● WORK REQUIRED
Every entry must be echoed exactly.

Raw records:
##############################

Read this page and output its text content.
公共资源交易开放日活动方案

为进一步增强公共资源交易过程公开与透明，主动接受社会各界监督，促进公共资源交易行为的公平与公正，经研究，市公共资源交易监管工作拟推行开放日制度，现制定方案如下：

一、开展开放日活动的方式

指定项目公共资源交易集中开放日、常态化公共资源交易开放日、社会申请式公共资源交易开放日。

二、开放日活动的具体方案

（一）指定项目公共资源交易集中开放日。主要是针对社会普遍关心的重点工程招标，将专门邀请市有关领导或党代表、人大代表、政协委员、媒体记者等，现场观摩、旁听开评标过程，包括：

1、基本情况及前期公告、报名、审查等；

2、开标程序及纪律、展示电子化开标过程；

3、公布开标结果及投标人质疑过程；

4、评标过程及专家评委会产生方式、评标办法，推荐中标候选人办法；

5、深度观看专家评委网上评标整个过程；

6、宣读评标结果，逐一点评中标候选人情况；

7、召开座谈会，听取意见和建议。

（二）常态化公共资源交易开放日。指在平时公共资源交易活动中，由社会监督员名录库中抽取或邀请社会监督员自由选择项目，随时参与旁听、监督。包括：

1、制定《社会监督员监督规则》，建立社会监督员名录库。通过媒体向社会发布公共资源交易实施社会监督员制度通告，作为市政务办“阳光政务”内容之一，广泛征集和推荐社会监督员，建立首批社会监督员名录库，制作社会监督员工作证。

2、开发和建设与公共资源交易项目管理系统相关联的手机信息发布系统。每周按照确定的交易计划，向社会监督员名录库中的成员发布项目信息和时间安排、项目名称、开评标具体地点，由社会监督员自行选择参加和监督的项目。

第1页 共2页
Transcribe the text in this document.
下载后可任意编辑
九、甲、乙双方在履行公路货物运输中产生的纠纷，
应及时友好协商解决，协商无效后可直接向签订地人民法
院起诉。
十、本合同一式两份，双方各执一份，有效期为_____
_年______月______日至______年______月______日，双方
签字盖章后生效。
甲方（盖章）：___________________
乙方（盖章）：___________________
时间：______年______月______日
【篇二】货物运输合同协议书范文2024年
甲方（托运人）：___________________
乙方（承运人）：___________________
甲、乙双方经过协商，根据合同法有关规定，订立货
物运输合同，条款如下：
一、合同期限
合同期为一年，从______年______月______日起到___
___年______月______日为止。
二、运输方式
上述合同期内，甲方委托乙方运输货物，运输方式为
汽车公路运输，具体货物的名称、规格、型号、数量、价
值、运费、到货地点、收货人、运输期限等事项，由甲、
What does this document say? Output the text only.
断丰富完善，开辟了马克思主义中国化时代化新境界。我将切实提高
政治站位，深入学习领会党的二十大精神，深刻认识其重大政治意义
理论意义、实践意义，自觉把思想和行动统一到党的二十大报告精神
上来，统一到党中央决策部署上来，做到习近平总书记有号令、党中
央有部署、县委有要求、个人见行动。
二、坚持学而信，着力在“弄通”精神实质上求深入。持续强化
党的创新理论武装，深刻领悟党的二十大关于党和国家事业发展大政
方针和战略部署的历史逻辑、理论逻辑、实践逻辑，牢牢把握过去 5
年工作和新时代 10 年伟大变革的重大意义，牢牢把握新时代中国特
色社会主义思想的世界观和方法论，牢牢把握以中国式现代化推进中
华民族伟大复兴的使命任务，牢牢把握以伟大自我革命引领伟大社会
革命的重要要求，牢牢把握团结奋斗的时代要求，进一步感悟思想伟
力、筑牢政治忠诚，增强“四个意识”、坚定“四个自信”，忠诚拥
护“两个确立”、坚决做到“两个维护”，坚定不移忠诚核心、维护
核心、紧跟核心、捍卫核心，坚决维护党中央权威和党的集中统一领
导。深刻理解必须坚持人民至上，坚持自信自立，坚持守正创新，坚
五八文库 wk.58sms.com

##############################

● OUTPUT FOR THIS TASK
Read this page and output its text content.
公共资源交易开放日活动方案

为进一步增强公共资源交易过程公开与透明，主动接受社会各界监督，促进公共资源交易行为的公平与公正，经研究，市公共资源交易监管工作拟推行开放日制度，现制定方案如下：

一、开展开放日活动的方式

指定项目公共资源交易集中开放日、常态化公共资源交易开放日、社会申请式公共资源交易开放日。

二、开放日活动的具体方案

（一）指定项目公共资源交易集中开放日。主要是针对社会普遍关心的重点工程招标，将专门邀请市有关领导或党代表、人大代表、政协委员、媒体记者等，现场观摩、旁听开评标过程，包括：

1、基本情况及前期公告、报名、审查等；

2、开标程序及纪律、展示电子化开标过程；

3、公布开标结果及投标人质疑过程；

4、评标过程及专家评委会产生方式、评标办法，推荐中标候选人办法；

5、深度观看专家评委网上评标整个过程；

6、宣读评标结果，逐一点评中标候选人情况；

7、召开座谈会，听取意见和建议。

（二）常态化公共资源交易开放日。指在平时公共资源交易活动中，由社会监督员名录库中抽取或邀请社会监督员自由选择项目，随时参与旁听、监督。包括：

1、制定《社会监督员监督规则》，建立社会监督员名录库。通过媒体向社会发布公共资源交易实施社会监督员制度通告，作为市政务办“阳光政务”内容之一，广泛征集和推荐社会监督员，建立首批社会监督员名录库，制作社会监督员工作证。

2、开发和建设与公共资源交易项目管理系统相关联的手机信息发布系统。每周按照确定的交易计划，向社会监督员名录库中的成员发布项目信息和时间安排、项目名称、开评标具体地点，由社会监督员自行选择参加和监督的项目。

第1页 共2页
Transcribe the text in this document.
下载后可任意编辑
九、甲、乙双方在履行公路货物运输中产生的纠纷，
应及时友好协商解决，协商无效后可直接向签订地人民法
院起诉。
十、本合同一式两份，双方各执一份，有效期为_____
_年______月______日至______年______月______日，双方
签字盖章后生效。
甲方（盖章）：___________________
乙方（盖章）：___________________
时间：______年______月______日
【篇二】货物运输合同协议书范文2024年
甲方（托运人）：___________________
乙方（承运人）：___________________
甲、乙双方经过协商，根据合同法有关规定，订立货
物运输合同，条款如下：
一、合同期限
合同期为一年，从______年______月______日起到___
___年______月______日为止。
二、运输方式
上述合同期内，甲方委托乙方运输货物，运输方式为
汽车公路运输，具体货物的名称、规格、型号、数量、价
值、运费、到货地点、收货人、运输期限等事项，由甲、
What does this document say? Output the text only.
断丰富完善，开辟了马克思主义中国化时代化新境界。我将切实提高
政治站位，深入学习领会党的二十大精神，深刻认识其重大政治意义
理论意义、实践意义，自觉把思想和行动统一到党的二十大报告精神
上来，统一到党中央决策部署上来，做到习近平总书记有号令、党中
央有部署、县委有要求、个人见行动。
二、坚持学而信，着力在“弄通”精神实质上求深入。持续强化
党的创新理论武装，深刻领悟党的二十大关于党和国家事业发展大政
方针和战略部署的历史逻辑、理论逻辑、实践逻辑，牢牢把握过去 5
年工作和新时代 10 年伟大变革的重大意义，牢牢把握新时代中国特
色社会主义思想的世界观和方法论，牢牢把握以中国式现代化推进中
华民族伟大复兴的使命任务，牢牢把握以伟大自我革命引领伟大社会
革命的重要要求，牢牢把握团结奋斗的时代要求，进一步感悟思想伟
力、筑牢政治忠诚，增强“四个意识”、坚定“四个自信”，忠诚拥
护“两个确立”、坚决做到“两个维护”，坚定不移忠诚核心、维护
核心、紧跟核心、捍卫核心，坚决维护党中央权威和党的集中统一领
导。深刻理解必须坚持人民至上，坚持自信自立，坚持守正创新，坚
五八文库 wk.58sms.com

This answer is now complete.